Each line containing the word "celebrity" must be reported.
☆ ☆ ☆ ☆ ☆ ☆ ☆
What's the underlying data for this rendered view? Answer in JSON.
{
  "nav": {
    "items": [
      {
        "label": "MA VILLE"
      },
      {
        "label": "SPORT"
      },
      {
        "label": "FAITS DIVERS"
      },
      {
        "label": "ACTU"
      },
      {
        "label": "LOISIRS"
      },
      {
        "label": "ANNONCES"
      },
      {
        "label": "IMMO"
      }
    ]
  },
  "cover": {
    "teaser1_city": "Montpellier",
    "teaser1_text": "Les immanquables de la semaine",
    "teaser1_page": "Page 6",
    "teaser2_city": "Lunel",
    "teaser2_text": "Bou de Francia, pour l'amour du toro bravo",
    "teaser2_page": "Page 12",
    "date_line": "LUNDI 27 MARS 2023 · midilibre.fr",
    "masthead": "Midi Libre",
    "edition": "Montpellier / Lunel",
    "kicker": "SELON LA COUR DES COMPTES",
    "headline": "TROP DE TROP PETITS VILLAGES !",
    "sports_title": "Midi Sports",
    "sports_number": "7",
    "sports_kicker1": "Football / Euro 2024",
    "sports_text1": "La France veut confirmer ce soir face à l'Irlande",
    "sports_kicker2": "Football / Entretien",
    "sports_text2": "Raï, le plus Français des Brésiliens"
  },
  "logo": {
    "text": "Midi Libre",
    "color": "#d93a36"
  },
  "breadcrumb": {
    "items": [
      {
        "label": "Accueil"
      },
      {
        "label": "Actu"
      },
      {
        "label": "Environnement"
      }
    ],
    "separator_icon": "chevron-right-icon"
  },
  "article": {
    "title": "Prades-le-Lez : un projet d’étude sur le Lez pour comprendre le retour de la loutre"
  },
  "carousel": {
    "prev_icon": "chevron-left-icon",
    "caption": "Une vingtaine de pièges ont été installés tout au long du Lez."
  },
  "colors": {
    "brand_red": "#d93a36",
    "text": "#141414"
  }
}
☆ ☆ ☆ ☆ ☆ ☆ ☆
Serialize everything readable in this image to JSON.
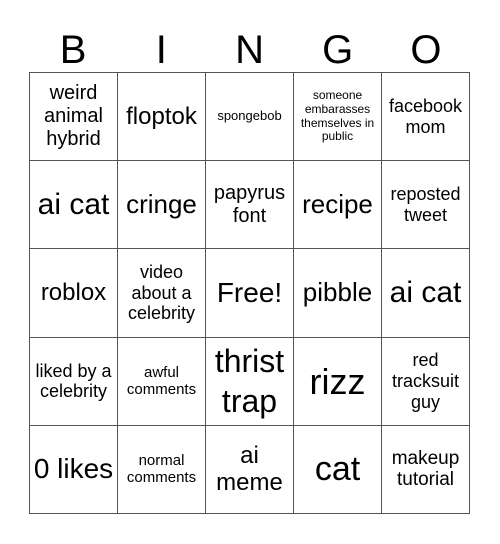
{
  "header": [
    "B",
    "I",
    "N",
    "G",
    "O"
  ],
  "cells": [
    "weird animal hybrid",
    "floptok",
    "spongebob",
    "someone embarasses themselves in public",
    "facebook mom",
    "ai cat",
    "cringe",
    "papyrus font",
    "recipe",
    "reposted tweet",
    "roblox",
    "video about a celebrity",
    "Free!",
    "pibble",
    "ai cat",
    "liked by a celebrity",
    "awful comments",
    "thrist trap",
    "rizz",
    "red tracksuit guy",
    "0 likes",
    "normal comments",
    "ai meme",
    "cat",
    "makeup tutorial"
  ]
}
☆ ☆ ☆ ☆ ☆ ☆ ☆
→ **FULL SOLUTION**
    "video about a celebrity",
    "liked by a celebrity",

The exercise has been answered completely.